:: What to do ::
Repeat the material verbatim. Images are excluded from the copy.

Stored items:
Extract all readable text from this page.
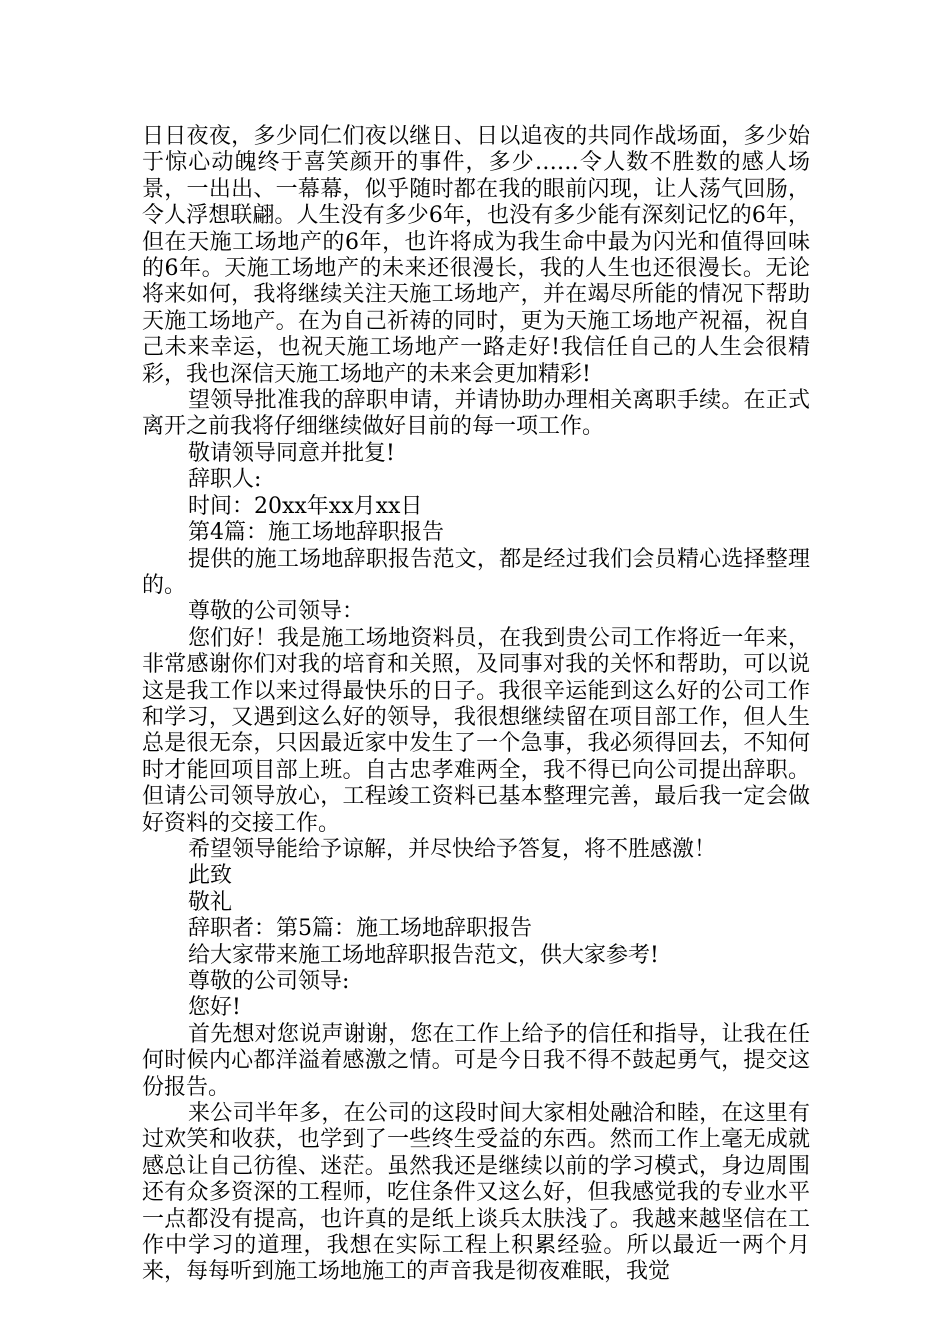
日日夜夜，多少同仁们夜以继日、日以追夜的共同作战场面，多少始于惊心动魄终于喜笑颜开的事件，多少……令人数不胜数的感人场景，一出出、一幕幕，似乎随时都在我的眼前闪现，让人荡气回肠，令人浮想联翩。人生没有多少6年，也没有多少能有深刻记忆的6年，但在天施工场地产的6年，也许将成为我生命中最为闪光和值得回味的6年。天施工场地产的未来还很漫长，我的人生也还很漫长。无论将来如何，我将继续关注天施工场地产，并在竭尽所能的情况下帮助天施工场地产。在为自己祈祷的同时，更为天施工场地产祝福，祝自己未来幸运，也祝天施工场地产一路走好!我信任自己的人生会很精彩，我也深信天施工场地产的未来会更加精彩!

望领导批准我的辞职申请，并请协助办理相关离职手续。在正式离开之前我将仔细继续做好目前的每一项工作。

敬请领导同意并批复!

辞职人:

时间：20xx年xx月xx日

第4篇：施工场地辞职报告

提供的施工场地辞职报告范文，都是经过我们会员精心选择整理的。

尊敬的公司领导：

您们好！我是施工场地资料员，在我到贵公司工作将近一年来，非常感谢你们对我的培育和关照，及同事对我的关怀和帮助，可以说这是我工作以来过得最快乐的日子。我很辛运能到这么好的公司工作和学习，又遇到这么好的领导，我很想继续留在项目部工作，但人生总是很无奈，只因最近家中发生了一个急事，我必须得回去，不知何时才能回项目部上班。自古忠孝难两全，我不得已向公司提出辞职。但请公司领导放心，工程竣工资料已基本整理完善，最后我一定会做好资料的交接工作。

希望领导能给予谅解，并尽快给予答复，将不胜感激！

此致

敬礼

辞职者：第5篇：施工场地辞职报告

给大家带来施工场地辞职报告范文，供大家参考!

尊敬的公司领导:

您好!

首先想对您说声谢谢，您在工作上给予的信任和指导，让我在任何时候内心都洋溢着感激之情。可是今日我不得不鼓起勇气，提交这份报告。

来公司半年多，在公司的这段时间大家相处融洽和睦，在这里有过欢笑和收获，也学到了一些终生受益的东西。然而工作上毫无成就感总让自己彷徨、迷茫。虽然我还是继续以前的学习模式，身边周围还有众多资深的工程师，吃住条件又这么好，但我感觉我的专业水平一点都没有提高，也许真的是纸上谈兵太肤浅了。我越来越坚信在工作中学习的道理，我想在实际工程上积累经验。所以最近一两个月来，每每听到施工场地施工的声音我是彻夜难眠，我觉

:: Response ::
Extract all readable text from this page.
日日夜夜，多少同仁们夜以继日、日以追夜的共同作战场面，多少始于惊心动魄终于喜笑颜开的事件，多少……令人数不胜数的感人场景，一出出、一幕幕，似乎随时都在我的眼前闪现，让人荡气回肠，令人浮想联翩。人生没有多少6年，也没有多少能有深刻记忆的6年，但在天施工场地产的6年，也许将成为我生命中最为闪光和值得回味的6年。天施工场地产的未来还很漫长，我的人生也还很漫长。无论将来如何，我将继续关注天施工场地产，并在竭尽所能的情况下帮助天施工场地产。在为自己祈祷的同时，更为天施工场地产祝福，祝自己未来幸运，也祝天施工场地产一路走好!我信任自己的人生会很精彩，我也深信天施工场地产的未来会更加精彩!

望领导批准我的辞职申请，并请协助办理相关离职手续。在正式离开之前我将仔细继续做好目前的每一项工作。

敬请领导同意并批复!

辞职人:

时间：20xx年xx月xx日

第4篇：施工场地辞职报告

提供的施工场地辞职报告范文，都是经过我们会员精心选择整理的。

尊敬的公司领导：

您们好！我是施工场地资料员，在我到贵公司工作将近一年来，非常感谢你们对我的培育和关照，及同事对我的关怀和帮助，可以说这是我工作以来过得最快乐的日子。我很辛运能到这么好的公司工作和学习，又遇到这么好的领导，我很想继续留在项目部工作，但人生总是很无奈，只因最近家中发生了一个急事，我必须得回去，不知何时才能回项目部上班。自古忠孝难两全，我不得已向公司提出辞职。但请公司领导放心，工程竣工资料已基本整理完善，最后我一定会做好资料的交接工作。

希望领导能给予谅解，并尽快给予答复，将不胜感激！

此致

敬礼

辞职者：第5篇：施工场地辞职报告

给大家带来施工场地辞职报告范文，供大家参考!

尊敬的公司领导:

您好!

首先想对您说声谢谢，您在工作上给予的信任和指导，让我在任何时候内心都洋溢着感激之情。可是今日我不得不鼓起勇气，提交这份报告。

来公司半年多，在公司的这段时间大家相处融洽和睦，在这里有过欢笑和收获，也学到了一些终生受益的东西。然而工作上毫无成就感总让自己彷徨、迷茫。虽然我还是继续以前的学习模式，身边周围还有众多资深的工程师，吃住条件又这么好，但我感觉我的专业水平一点都没有提高，也许真的是纸上谈兵太肤浅了。我越来越坚信在工作中学习的道理，我想在实际工程上积累经验。所以最近一两个月来，每每听到施工场地施工的声音我是彻夜难眠，我觉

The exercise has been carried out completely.